Extracted data entries:
*-*-*
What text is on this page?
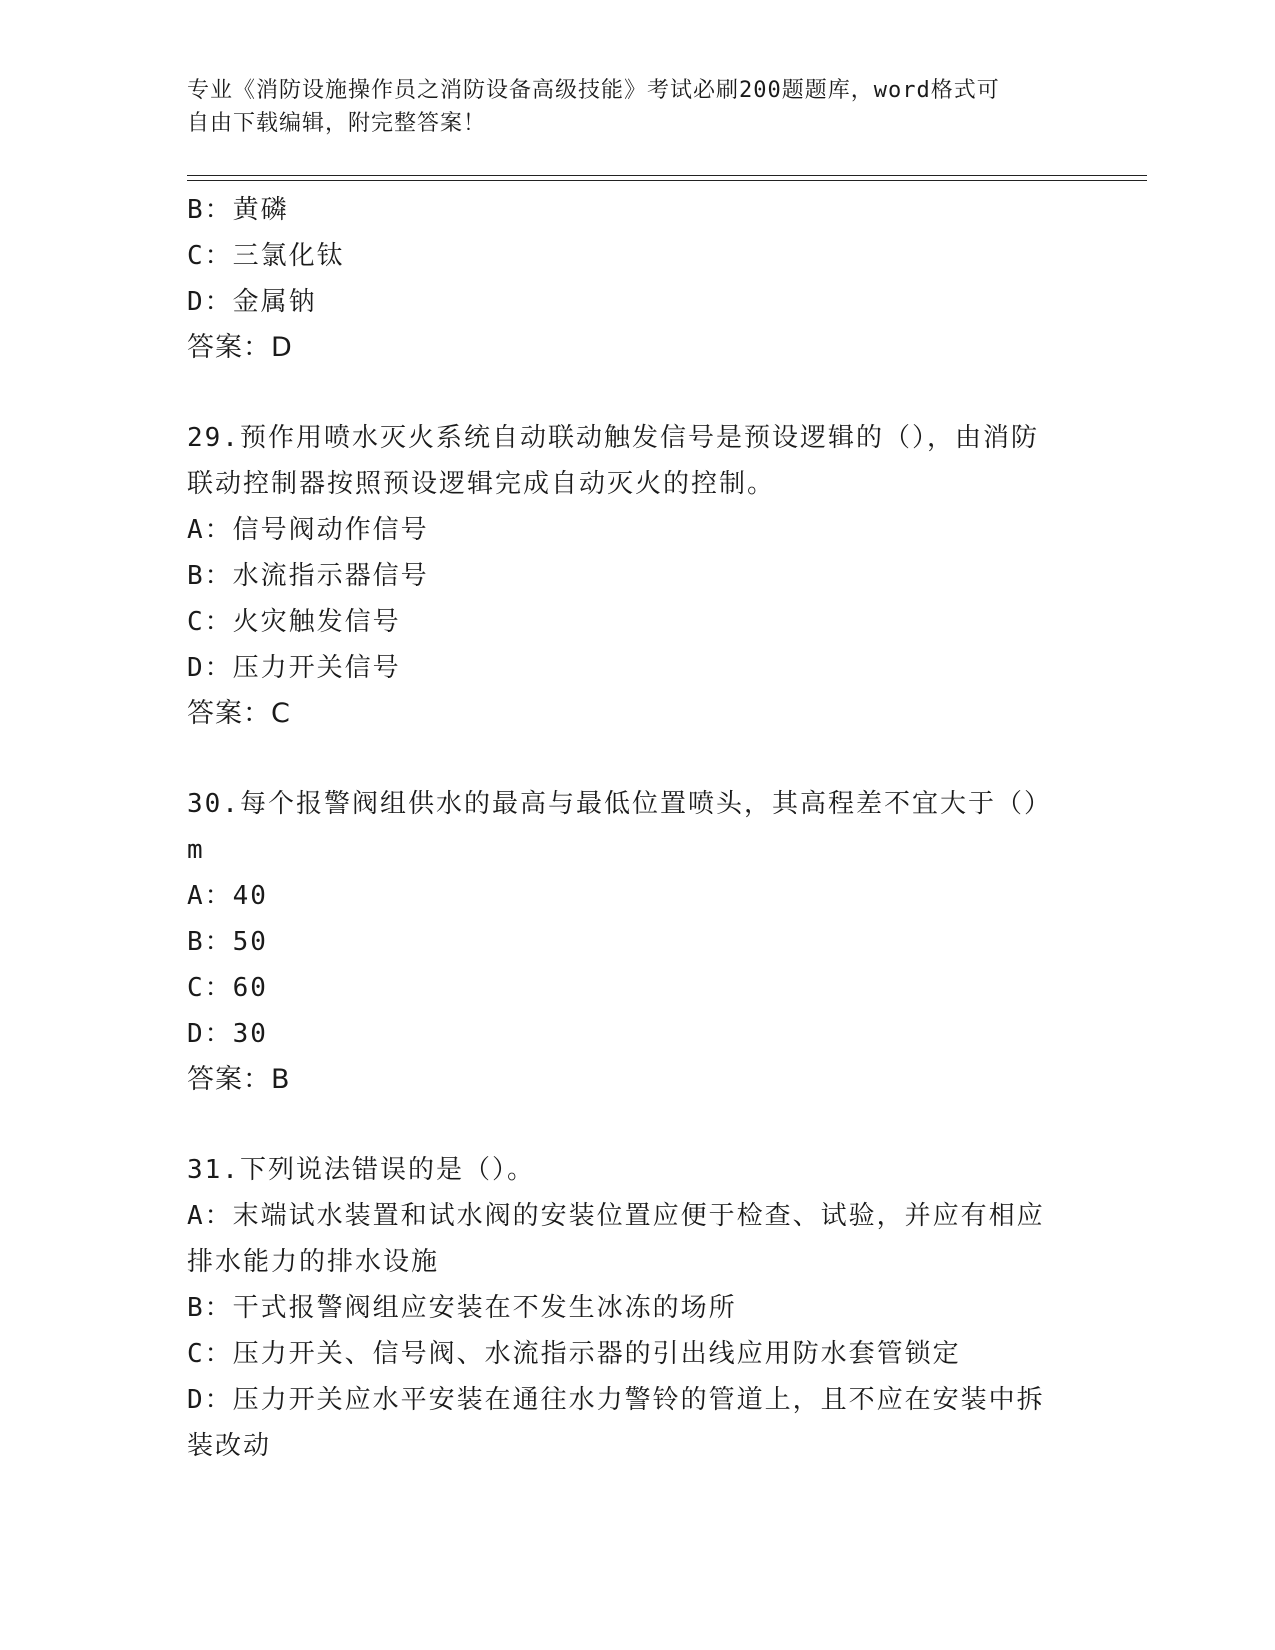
专业《消防设施操作员之消防设备高级技能》考试必刷200题题库，word格式可
自由下载编辑，附完整答案！
B：黄磷
C：三氯化钛
D：金属钠
答案：D
29.预作用喷水灭火系统自动联动触发信号是预设逻辑的（），由消防
联动控制器按照预设逻辑完成自动灭火的控制。
A：信号阀动作信号
B：水流指示器信号
C：火灾触发信号
D：压力开关信号
答案：C
30.每个报警阀组供水的最高与最低位置喷头，其高程差不宜大于（）
m
A：40
B：50
C：60
D：30
答案：B
31.下列说法错误的是（）。
A：末端试水装置和试水阀的安装位置应便于检查、试验，并应有相应
排水能力的排水设施
B：干式报警阀组应安装在不发生冰冻的场所
C：压力开关、信号阀、水流指示器的引出线应用防水套管锁定
D：压力开关应水平安装在通往水力警铃的管道上，且不应在安装中拆
装改动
*-*-*
Copy the listing exactly. Any image in it stays out of the copy.

What text is on this page?
专业《消防设施操作员之消防设备高级技能》考试必刷200题题库，word格式可
自由下载编辑，附完整答案！
B：黄磷
C：三氯化钛
D：金属钠
答案：D
29.预作用喷水灭火系统自动联动触发信号是预设逻辑的（），由消防
联动控制器按照预设逻辑完成自动灭火的控制。
A：信号阀动作信号
B：水流指示器信号
C：火灾触发信号
D：压力开关信号
答案：C
30.每个报警阀组供水的最高与最低位置喷头，其高程差不宜大于（）
m
A：40
B：50
C：60
D：30
答案：B
31.下列说法错误的是（）。
A：末端试水装置和试水阀的安装位置应便于检查、试验，并应有相应
排水能力的排水设施
B：干式报警阀组应安装在不发生冰冻的场所
C：压力开关、信号阀、水流指示器的引出线应用防水套管锁定
D：压力开关应水平安装在通往水力警铃的管道上，且不应在安装中拆
装改动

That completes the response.